━━━ THE DATA ━━━

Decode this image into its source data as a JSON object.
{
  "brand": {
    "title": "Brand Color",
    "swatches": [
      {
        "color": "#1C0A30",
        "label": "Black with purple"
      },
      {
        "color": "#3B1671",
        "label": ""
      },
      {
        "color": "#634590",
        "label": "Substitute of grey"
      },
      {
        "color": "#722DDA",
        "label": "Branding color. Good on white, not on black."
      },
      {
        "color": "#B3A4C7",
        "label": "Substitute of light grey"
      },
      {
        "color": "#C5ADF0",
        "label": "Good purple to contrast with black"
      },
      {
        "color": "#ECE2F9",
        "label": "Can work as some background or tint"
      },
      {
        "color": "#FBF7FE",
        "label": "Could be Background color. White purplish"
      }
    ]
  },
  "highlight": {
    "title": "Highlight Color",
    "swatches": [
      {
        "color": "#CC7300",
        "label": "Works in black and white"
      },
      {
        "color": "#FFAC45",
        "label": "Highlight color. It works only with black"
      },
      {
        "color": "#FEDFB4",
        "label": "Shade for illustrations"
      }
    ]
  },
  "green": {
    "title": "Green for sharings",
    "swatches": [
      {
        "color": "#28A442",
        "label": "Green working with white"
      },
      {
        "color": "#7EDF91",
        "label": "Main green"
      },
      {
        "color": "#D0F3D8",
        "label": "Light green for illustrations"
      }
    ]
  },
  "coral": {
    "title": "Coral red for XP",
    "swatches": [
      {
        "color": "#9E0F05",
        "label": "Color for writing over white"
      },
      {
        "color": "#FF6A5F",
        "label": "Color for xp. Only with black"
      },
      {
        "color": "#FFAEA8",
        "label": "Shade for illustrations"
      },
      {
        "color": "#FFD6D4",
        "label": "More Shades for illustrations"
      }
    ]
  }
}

━━━

THE TASK: Read the entries and select each line where the word "with" is found.

CORRECT RESULT:
        "label": "Black with purple"
        "label": "Good purple to contrast with black"
        "label": "Highlight color. It works only with black"
        "label": "Green working with white"
        "label": "Color for xp. Only with black"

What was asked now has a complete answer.